- WHAT THIS TASK INVOLVES: Nothing should be left out: output all of the entries exactly.

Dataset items
_ _ _

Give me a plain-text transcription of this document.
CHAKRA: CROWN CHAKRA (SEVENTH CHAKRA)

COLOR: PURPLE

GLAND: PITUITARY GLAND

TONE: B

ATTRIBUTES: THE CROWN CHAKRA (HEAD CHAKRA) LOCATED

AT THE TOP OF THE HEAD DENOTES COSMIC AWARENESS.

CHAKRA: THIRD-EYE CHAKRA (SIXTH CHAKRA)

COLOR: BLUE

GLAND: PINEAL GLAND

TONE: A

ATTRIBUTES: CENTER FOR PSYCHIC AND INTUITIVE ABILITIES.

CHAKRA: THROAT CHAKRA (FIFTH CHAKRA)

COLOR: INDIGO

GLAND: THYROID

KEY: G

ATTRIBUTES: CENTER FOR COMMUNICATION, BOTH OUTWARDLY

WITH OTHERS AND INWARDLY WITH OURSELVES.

_ _ _

- ANSWER BELOW:
Give me a plain-text transcription of this document.
CHAKRA: CROWN CHAKRA (SEVENTH CHAKRA)

COLOR: PURPLE

GLAND: PITUITARY GLAND

TONE: B

ATTRIBUTES: THE CROWN CHAKRA (HEAD CHAKRA) LOCATED

AT THE TOP OF THE HEAD DENOTES COSMIC AWARENESS.

CHAKRA: THIRD-EYE CHAKRA (SIXTH CHAKRA)

COLOR: BLUE

GLAND: PINEAL GLAND

TONE: A

ATTRIBUTES: CENTER FOR PSYCHIC AND INTUITIVE ABILITIES.

CHAKRA: THROAT CHAKRA (FIFTH CHAKRA)

COLOR: INDIGO

GLAND: THYROID

KEY: G

ATTRIBUTES: CENTER FOR COMMUNICATION, BOTH OUTWARDLY

WITH OTHERS AND INWARDLY WITH OURSELVES.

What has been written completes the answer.